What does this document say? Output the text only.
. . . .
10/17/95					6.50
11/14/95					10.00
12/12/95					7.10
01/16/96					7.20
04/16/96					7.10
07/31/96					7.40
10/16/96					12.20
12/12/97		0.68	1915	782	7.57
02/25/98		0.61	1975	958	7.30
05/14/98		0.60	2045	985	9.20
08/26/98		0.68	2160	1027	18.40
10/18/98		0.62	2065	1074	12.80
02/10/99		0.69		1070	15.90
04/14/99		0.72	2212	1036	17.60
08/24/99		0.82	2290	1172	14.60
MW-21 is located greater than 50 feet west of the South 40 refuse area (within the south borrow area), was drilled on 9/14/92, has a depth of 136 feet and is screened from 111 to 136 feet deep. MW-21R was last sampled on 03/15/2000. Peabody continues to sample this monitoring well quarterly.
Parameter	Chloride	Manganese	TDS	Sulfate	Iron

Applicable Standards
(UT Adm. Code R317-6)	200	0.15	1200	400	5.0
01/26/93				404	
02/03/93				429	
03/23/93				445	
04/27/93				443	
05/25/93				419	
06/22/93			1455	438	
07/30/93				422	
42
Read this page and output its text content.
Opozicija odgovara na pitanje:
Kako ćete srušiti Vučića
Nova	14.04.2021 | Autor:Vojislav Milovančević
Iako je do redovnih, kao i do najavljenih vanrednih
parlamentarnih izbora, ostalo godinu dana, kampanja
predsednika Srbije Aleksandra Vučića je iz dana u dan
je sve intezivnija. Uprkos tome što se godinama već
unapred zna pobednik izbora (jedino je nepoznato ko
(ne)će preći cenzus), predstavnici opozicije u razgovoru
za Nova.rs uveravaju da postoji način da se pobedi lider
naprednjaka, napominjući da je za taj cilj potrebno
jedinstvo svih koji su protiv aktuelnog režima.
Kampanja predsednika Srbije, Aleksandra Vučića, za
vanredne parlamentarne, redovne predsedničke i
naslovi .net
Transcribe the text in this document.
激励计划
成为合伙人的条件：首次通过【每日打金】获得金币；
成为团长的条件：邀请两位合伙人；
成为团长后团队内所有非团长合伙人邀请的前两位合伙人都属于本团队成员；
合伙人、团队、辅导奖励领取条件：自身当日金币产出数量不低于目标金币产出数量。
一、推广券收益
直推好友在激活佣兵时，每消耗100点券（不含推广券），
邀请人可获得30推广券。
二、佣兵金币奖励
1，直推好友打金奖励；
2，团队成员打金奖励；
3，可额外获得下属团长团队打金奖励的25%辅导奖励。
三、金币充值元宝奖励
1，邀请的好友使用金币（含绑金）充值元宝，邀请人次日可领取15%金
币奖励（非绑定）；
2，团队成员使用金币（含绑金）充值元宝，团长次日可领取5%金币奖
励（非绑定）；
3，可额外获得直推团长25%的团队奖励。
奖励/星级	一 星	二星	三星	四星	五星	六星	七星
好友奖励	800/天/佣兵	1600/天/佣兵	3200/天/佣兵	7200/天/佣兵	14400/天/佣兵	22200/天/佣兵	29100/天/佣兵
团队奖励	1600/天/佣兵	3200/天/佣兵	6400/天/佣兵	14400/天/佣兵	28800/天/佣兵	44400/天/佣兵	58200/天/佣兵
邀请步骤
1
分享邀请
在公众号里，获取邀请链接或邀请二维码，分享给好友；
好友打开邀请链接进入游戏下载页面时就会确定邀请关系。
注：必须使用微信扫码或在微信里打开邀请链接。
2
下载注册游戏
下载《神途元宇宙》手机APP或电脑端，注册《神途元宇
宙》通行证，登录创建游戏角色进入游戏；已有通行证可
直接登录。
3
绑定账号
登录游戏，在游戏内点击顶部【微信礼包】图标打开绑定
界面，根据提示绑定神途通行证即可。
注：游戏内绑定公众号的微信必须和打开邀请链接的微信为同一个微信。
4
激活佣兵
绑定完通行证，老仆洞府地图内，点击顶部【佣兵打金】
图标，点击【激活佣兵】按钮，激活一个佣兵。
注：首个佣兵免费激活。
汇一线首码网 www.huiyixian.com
▬▬▬
Task prompt |
Above are some records; extract every one of them exactly.

Complete output |
What does this document say? Output the text only.
. . . .
10/17/95					6.50
11/14/95					10.00
12/12/95					7.10
01/16/96					7.20
04/16/96					7.10
07/31/96					7.40
10/16/96					12.20
12/12/97		0.68	1915	782	7.57
02/25/98		0.61	1975	958	7.30
05/14/98		0.60	2045	985	9.20
08/26/98		0.68	2160	1027	18.40
10/18/98		0.62	2065	1074	12.80
02/10/99		0.69		1070	15.90
04/14/99		0.72	2212	1036	17.60
08/24/99		0.82	2290	1172	14.60
MW-21 is located greater than 50 feet west of the South 40 refuse area (within the south borrow area), was drilled on 9/14/92, has a depth of 136 feet and is screened from 111 to 136 feet deep. MW-21R was last sampled on 03/15/2000. Peabody continues to sample this monitoring well quarterly.
Parameter	Chloride	Manganese	TDS	Sulfate	Iron

Applicable Standards
(UT Adm. Code R317-6)	200	0.15	1200	400	5.0
01/26/93				404	
02/03/93				429	
03/23/93				445	
04/27/93				443	
05/25/93				419	
06/22/93			1455	438	
07/30/93				422	
42
Read this page and output its text content.
Opozicija odgovara na pitanje:
Kako ćete srušiti Vučića
Nova	14.04.2021 | Autor:Vojislav Milovančević
Iako je do redovnih, kao i do najavljenih vanrednih
parlamentarnih izbora, ostalo godinu dana, kampanja
predsednika Srbije Aleksandra Vučića je iz dana u dan
je sve intezivnija. Uprkos tome što se godinama već
unapred zna pobednik izbora (jedino je nepoznato ko
(ne)će preći cenzus), predstavnici opozicije u razgovoru
za Nova.rs uveravaju da postoji način da se pobedi lider
naprednjaka, napominjući da je za taj cilj potrebno
jedinstvo svih koji su protiv aktuelnog režima.
Kampanja predsednika Srbije, Aleksandra Vučića, za
vanredne parlamentarne, redovne predsedničke i
naslovi .net
Transcribe the text in this document.
激励计划
成为合伙人的条件：首次通过【每日打金】获得金币；
成为团长的条件：邀请两位合伙人；
成为团长后团队内所有非团长合伙人邀请的前两位合伙人都属于本团队成员；
合伙人、团队、辅导奖励领取条件：自身当日金币产出数量不低于目标金币产出数量。
一、推广券收益
直推好友在激活佣兵时，每消耗100点券（不含推广券），
邀请人可获得30推广券。
二、佣兵金币奖励
1，直推好友打金奖励；
2，团队成员打金奖励；
3，可额外获得下属团长团队打金奖励的25%辅导奖励。
三、金币充值元宝奖励
1，邀请的好友使用金币（含绑金）充值元宝，邀请人次日可领取15%金
币奖励（非绑定）；
2，团队成员使用金币（含绑金）充值元宝，团长次日可领取5%金币奖
励（非绑定）；
3，可额外获得直推团长25%的团队奖励。
奖励/星级	一 星	二星	三星	四星	五星	六星	七星
好友奖励	800/天/佣兵	1600/天/佣兵	3200/天/佣兵	7200/天/佣兵	14400/天/佣兵	22200/天/佣兵	29100/天/佣兵
团队奖励	1600/天/佣兵	3200/天/佣兵	6400/天/佣兵	14400/天/佣兵	28800/天/佣兵	44400/天/佣兵	58200/天/佣兵
邀请步骤
1
分享邀请
在公众号里，获取邀请链接或邀请二维码，分享给好友；
好友打开邀请链接进入游戏下载页面时就会确定邀请关系。
注：必须使用微信扫码或在微信里打开邀请链接。
2
下载注册游戏
下载《神途元宇宙》手机APP或电脑端，注册《神途元宇
宙》通行证，登录创建游戏角色进入游戏；已有通行证可
直接登录。
3
绑定账号
登录游戏，在游戏内点击顶部【微信礼包】图标打开绑定
界面，根据提示绑定神途通行证即可。
注：游戏内绑定公众号的微信必须和打开邀请链接的微信为同一个微信。
4
激活佣兵
绑定完通行证，老仆洞府地图内，点击顶部【佣兵打金】
图标，点击【激活佣兵】按钮，激活一个佣兵。
注：首个佣兵免费激活。
汇一线首码网 www.huiyixian.com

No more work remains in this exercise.